===== AVAILABLE RECORDS

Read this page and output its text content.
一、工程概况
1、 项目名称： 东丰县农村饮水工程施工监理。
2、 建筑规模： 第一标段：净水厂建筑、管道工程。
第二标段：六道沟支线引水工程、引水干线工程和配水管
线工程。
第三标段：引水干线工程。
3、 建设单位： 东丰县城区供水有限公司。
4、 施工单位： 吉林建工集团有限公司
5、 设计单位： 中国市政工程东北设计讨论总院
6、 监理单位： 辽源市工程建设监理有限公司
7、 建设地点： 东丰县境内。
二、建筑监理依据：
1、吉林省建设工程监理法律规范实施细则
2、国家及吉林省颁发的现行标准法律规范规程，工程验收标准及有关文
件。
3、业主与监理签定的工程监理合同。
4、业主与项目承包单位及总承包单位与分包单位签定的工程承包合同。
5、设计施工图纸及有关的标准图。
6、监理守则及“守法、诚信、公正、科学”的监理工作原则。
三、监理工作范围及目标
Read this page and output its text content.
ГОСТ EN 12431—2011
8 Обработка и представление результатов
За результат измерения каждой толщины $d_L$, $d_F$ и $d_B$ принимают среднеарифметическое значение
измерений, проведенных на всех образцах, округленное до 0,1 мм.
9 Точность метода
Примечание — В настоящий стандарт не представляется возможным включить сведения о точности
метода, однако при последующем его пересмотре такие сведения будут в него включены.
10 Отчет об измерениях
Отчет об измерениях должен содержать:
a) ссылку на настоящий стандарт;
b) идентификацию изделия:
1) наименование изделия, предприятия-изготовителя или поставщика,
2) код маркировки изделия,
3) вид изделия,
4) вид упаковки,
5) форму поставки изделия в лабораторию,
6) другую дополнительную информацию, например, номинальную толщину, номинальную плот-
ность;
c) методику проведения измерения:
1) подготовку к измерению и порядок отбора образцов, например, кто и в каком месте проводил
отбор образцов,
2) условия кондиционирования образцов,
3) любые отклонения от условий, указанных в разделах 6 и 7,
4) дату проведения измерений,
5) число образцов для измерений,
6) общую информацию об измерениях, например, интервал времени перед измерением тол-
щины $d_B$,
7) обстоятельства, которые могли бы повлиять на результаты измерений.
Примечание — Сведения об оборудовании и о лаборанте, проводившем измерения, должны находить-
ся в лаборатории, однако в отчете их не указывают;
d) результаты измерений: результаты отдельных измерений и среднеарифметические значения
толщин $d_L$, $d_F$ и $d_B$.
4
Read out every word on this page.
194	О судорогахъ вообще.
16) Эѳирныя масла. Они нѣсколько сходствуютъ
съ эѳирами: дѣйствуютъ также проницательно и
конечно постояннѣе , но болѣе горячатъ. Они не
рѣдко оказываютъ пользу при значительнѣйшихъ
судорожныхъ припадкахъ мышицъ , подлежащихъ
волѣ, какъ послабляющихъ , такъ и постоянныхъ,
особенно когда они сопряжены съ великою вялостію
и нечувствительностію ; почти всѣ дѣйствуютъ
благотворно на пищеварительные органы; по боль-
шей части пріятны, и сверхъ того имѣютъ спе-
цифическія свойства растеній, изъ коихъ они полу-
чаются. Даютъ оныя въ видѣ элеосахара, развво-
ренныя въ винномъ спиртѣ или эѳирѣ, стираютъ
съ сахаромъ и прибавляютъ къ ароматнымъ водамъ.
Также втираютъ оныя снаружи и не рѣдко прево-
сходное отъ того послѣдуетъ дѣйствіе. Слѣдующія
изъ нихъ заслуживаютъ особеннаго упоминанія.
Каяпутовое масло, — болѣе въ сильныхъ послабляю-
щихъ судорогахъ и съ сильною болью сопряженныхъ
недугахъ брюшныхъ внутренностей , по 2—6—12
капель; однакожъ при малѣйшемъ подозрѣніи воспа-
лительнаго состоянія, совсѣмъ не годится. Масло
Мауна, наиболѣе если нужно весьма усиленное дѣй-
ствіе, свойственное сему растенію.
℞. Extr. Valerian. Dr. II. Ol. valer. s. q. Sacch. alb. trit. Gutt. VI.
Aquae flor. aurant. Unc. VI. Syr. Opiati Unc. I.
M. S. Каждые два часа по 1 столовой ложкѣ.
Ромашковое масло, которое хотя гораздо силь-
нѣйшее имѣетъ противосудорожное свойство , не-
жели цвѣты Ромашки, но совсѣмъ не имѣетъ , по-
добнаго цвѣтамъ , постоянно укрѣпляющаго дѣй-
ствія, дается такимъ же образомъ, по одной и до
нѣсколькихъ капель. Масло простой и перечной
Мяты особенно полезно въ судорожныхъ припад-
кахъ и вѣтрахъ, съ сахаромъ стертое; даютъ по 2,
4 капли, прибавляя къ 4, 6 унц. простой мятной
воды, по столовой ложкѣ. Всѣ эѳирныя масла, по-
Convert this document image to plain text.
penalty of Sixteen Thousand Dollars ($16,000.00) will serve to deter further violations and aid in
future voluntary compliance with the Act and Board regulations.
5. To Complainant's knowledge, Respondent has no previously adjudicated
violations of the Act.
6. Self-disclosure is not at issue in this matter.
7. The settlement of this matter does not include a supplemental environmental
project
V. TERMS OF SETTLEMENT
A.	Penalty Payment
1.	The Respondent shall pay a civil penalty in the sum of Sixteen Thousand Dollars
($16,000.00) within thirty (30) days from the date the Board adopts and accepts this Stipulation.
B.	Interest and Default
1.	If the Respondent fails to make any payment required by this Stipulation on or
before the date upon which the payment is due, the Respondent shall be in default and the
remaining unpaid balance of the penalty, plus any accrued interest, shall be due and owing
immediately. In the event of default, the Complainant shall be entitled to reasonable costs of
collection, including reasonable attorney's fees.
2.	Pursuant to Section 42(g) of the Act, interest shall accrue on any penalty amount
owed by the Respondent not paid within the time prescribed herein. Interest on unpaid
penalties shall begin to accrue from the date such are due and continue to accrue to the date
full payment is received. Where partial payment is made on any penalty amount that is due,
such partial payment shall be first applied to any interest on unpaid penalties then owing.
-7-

==========

▸ **WHAT YOU SHOULD DO**
Give back all the data exactly as written.

▸ **WRITTEN REPLY**
Read this page and output its text content.
一、工程概况
1、 项目名称： 东丰县农村饮水工程施工监理。
2、 建筑规模： 第一标段：净水厂建筑、管道工程。
第二标段：六道沟支线引水工程、引水干线工程和配水管
线工程。
第三标段：引水干线工程。
3、 建设单位： 东丰县城区供水有限公司。
4、 施工单位： 吉林建工集团有限公司
5、 设计单位： 中国市政工程东北设计讨论总院
6、 监理单位： 辽源市工程建设监理有限公司
7、 建设地点： 东丰县境内。
二、建筑监理依据：
1、吉林省建设工程监理法律规范实施细则
2、国家及吉林省颁发的现行标准法律规范规程，工程验收标准及有关文
件。
3、业主与监理签定的工程监理合同。
4、业主与项目承包单位及总承包单位与分包单位签定的工程承包合同。
5、设计施工图纸及有关的标准图。
6、监理守则及“守法、诚信、公正、科学”的监理工作原则。
三、监理工作范围及目标
Read this page and output its text content.
ГОСТ EN 12431—2011
8 Обработка и представление результатов
За результат измерения каждой толщины $d_L$, $d_F$ и $d_B$ принимают среднеарифметическое значение
измерений, проведенных на всех образцах, округленное до 0,1 мм.
9 Точность метода
Примечание — В настоящий стандарт не представляется возможным включить сведения о точности
метода, однако при последующем его пересмотре такие сведения будут в него включены.
10 Отчет об измерениях
Отчет об измерениях должен содержать:
a) ссылку на настоящий стандарт;
b) идентификацию изделия:
1) наименование изделия, предприятия-изготовителя или поставщика,
2) код маркировки изделия,
3) вид изделия,
4) вид упаковки,
5) форму поставки изделия в лабораторию,
6) другую дополнительную информацию, например, номинальную толщину, номинальную плот-
ность;
c) методику проведения измерения:
1) подготовку к измерению и порядок отбора образцов, например, кто и в каком месте проводил
отбор образцов,
2) условия кондиционирования образцов,
3) любые отклонения от условий, указанных в разделах 6 и 7,
4) дату проведения измерений,
5) число образцов для измерений,
6) общую информацию об измерениях, например, интервал времени перед измерением тол-
щины $d_B$,
7) обстоятельства, которые могли бы повлиять на результаты измерений.
Примечание — Сведения об оборудовании и о лаборанте, проводившем измерения, должны находить-
ся в лаборатории, однако в отчете их не указывают;
d) результаты измерений: результаты отдельных измерений и среднеарифметические значения
толщин $d_L$, $d_F$ и $d_B$.
4
Read out every word on this page.
194	О судорогахъ вообще.
16) Эѳирныя масла. Они нѣсколько сходствуютъ
съ эѳирами: дѣйствуютъ также проницательно и
конечно постояннѣе , но болѣе горячатъ. Они не
рѣдко оказываютъ пользу при значительнѣйшихъ
судорожныхъ припадкахъ мышицъ , подлежащихъ
волѣ, какъ послабляющихъ , такъ и постоянныхъ,
особенно когда они сопряжены съ великою вялостію
и нечувствительностію ; почти всѣ дѣйствуютъ
благотворно на пищеварительные органы; по боль-
шей части пріятны, и сверхъ того имѣютъ спе-
цифическія свойства растеній, изъ коихъ они полу-
чаются. Даютъ оныя въ видѣ элеосахара, развво-
ренныя въ винномъ спиртѣ или эѳирѣ, стираютъ
съ сахаромъ и прибавляютъ къ ароматнымъ водамъ.
Также втираютъ оныя снаружи и не рѣдко прево-
сходное отъ того послѣдуетъ дѣйствіе. Слѣдующія
изъ нихъ заслуживаютъ особеннаго упоминанія.
Каяпутовое масло, — болѣе въ сильныхъ послабляю-
щихъ судорогахъ и съ сильною болью сопряженныхъ
недугахъ брюшныхъ внутренностей , по 2—6—12
капель; однакожъ при малѣйшемъ подозрѣніи воспа-
лительнаго состоянія, совсѣмъ не годится. Масло
Мауна, наиболѣе если нужно весьма усиленное дѣй-
ствіе, свойственное сему растенію.
℞. Extr. Valerian. Dr. II. Ol. valer. s. q. Sacch. alb. trit. Gutt. VI.
Aquae flor. aurant. Unc. VI. Syr. Opiati Unc. I.
M. S. Каждые два часа по 1 столовой ложкѣ.
Ромашковое масло, которое хотя гораздо силь-
нѣйшее имѣетъ противосудорожное свойство , не-
жели цвѣты Ромашки, но совсѣмъ не имѣетъ , по-
добнаго цвѣтамъ , постоянно укрѣпляющаго дѣй-
ствія, дается такимъ же образомъ, по одной и до
нѣсколькихъ капель. Масло простой и перечной
Мяты особенно полезно въ судорожныхъ припад-
кахъ и вѣтрахъ, съ сахаромъ стертое; даютъ по 2,
4 капли, прибавляя къ 4, 6 унц. простой мятной
воды, по столовой ложкѣ. Всѣ эѳирныя масла, по-
Convert this document image to plain text.
penalty of Sixteen Thousand Dollars ($16,000.00) will serve to deter further violations and aid in
future voluntary compliance with the Act and Board regulations.
5. To Complainant's knowledge, Respondent has no previously adjudicated
violations of the Act.
6. Self-disclosure is not at issue in this matter.
7. The settlement of this matter does not include a supplemental environmental
project
V. TERMS OF SETTLEMENT
A.	Penalty Payment
1.	The Respondent shall pay a civil penalty in the sum of Sixteen Thousand Dollars
($16,000.00) within thirty (30) days from the date the Board adopts and accepts this Stipulation.
B.	Interest and Default
1.	If the Respondent fails to make any payment required by this Stipulation on or
before the date upon which the payment is due, the Respondent shall be in default and the
remaining unpaid balance of the penalty, plus any accrued interest, shall be due and owing
immediately. In the event of default, the Complainant shall be entitled to reasonable costs of
collection, including reasonable attorney's fees.
2.	Pursuant to Section 42(g) of the Act, interest shall accrue on any penalty amount
owed by the Respondent not paid within the time prescribed herein. Interest on unpaid
penalties shall begin to accrue from the date such are due and continue to accrue to the date
full payment is received. Where partial payment is made on any penalty amount that is due,
such partial payment shall be first applied to any interest on unpaid penalties then owing.
-7-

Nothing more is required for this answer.